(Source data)

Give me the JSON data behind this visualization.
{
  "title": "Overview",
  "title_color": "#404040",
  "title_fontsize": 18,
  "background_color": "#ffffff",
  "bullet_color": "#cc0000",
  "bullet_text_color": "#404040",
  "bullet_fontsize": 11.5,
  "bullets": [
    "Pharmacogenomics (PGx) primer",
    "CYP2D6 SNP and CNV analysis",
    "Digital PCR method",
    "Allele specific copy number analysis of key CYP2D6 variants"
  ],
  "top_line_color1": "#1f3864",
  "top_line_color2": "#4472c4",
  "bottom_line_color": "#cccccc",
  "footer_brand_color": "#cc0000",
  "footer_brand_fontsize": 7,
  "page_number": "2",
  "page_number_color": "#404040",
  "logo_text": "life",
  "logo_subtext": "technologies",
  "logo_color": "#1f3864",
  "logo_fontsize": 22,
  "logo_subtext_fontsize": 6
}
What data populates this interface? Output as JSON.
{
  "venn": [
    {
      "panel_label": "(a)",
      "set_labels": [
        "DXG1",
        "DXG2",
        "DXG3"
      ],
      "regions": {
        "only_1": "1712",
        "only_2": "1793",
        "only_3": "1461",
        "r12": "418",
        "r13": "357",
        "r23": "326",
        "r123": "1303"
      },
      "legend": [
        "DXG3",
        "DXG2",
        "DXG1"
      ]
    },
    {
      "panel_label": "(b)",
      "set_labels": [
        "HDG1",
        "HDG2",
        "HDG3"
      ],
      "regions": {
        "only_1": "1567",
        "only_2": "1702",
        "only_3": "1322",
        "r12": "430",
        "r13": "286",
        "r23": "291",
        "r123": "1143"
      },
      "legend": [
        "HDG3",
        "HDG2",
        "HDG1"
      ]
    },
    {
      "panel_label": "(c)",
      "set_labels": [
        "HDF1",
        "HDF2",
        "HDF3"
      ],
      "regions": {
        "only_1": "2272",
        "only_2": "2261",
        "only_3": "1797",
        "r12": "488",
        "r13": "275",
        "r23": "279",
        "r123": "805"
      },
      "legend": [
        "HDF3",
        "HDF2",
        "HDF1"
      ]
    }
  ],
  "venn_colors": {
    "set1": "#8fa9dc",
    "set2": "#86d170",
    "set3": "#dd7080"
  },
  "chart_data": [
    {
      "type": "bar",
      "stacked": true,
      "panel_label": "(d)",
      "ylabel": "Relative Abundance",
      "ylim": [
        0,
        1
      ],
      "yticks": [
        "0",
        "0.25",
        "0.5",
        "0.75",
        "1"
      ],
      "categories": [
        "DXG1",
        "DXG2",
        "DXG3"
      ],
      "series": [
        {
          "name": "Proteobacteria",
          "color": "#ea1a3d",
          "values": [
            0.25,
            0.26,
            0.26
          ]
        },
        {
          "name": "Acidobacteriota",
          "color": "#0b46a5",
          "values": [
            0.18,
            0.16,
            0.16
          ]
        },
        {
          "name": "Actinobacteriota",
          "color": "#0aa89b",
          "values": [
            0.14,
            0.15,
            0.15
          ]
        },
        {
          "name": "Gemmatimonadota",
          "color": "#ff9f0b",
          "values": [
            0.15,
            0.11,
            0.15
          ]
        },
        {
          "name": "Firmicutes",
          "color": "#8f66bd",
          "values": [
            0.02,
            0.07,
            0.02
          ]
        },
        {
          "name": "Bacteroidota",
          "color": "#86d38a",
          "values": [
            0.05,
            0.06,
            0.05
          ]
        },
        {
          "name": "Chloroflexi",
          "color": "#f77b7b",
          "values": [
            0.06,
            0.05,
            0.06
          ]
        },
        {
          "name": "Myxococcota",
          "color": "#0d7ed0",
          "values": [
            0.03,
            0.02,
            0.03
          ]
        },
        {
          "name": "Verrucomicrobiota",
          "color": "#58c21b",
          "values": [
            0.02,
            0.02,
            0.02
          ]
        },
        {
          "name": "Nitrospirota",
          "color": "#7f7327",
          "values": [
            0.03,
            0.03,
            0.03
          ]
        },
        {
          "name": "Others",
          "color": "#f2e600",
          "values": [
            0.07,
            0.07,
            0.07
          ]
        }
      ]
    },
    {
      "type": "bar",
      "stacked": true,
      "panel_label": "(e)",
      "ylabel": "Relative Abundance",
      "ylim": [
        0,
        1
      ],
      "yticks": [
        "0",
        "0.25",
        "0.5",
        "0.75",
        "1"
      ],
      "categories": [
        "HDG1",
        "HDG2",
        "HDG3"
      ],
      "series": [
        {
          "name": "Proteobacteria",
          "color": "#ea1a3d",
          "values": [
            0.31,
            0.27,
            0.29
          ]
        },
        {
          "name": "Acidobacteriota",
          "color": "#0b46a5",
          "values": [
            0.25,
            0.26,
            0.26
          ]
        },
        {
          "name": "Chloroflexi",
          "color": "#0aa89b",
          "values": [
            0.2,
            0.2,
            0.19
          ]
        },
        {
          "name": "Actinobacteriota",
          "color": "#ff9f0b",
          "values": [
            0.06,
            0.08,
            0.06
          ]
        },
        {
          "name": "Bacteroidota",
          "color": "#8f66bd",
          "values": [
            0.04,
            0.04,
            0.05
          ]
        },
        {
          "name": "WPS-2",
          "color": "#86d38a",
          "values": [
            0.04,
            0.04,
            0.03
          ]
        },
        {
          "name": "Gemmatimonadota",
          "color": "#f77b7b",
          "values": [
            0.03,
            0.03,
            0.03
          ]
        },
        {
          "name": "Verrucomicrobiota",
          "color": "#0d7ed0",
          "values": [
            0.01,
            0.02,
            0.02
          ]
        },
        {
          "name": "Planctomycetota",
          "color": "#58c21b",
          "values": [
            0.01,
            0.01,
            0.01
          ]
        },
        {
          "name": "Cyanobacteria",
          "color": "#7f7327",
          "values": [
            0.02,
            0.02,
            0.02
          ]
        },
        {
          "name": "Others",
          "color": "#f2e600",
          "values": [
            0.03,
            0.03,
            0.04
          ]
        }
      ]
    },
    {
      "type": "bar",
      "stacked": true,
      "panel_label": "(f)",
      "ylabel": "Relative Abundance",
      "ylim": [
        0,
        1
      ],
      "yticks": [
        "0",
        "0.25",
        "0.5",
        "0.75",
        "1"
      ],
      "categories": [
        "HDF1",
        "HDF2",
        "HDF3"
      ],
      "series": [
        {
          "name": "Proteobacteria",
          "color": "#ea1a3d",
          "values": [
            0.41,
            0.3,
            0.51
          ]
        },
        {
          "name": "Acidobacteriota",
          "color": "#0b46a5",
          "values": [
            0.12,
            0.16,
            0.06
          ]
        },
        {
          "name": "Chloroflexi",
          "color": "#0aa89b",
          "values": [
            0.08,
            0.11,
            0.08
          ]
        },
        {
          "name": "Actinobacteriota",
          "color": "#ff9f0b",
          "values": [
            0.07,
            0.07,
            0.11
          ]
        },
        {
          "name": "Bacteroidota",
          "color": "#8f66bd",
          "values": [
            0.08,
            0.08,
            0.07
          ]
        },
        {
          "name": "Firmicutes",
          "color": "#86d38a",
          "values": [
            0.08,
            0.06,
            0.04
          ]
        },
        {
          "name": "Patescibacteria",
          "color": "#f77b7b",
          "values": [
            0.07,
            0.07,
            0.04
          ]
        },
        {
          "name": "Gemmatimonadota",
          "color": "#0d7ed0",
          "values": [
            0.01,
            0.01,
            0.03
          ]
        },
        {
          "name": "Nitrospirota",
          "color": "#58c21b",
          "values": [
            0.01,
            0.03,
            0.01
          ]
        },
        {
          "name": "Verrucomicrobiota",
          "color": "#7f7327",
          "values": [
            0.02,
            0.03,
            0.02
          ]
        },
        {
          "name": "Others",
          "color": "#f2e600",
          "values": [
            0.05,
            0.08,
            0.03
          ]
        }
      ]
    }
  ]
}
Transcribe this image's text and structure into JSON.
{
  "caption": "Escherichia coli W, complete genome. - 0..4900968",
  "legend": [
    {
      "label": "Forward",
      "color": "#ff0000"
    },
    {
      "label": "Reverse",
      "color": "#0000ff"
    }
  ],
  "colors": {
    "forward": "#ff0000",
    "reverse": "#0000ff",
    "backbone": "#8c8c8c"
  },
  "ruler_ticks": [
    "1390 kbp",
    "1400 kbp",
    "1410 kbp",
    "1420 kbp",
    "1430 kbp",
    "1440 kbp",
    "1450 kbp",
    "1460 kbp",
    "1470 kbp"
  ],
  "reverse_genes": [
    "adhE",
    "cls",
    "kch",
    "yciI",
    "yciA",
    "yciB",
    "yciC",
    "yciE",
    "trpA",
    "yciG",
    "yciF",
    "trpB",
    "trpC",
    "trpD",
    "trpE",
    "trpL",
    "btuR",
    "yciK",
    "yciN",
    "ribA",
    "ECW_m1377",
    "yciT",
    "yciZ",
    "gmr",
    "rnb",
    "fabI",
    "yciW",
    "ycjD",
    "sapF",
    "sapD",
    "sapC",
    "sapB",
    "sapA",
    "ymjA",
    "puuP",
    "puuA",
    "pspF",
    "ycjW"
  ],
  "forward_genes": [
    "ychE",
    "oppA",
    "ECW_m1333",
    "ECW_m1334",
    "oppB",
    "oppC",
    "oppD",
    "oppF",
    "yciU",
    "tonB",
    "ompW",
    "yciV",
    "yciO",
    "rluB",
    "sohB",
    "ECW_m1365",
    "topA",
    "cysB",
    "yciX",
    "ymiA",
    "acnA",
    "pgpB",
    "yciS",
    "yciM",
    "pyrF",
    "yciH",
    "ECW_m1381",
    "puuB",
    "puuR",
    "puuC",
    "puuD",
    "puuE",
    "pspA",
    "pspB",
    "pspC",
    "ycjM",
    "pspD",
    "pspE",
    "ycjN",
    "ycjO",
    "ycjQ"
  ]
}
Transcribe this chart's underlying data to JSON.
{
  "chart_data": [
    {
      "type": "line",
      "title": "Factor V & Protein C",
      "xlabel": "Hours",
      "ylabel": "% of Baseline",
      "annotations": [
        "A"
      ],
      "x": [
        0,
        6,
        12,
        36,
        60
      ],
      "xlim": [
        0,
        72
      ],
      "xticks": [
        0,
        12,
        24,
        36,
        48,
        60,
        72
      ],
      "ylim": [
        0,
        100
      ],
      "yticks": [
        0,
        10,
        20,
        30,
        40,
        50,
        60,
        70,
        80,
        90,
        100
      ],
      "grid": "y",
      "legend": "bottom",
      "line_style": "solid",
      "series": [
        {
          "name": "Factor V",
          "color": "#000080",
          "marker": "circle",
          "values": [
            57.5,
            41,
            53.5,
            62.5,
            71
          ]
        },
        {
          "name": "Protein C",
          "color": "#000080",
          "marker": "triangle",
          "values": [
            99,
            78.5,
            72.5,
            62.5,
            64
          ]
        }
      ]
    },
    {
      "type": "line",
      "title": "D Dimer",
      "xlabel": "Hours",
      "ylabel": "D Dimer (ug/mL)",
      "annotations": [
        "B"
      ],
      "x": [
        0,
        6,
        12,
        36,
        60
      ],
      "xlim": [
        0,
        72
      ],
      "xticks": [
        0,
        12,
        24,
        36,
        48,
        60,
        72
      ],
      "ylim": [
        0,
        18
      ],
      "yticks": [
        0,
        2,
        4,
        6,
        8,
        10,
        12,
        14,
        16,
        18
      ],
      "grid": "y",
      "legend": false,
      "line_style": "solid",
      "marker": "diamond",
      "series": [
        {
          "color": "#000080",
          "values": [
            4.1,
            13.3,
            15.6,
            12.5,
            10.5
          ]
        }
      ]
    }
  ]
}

- **TASK**
What is needed is the number of lines in the data that contain "Factor", given with nothing else.

- **TASK SOLUTION**
2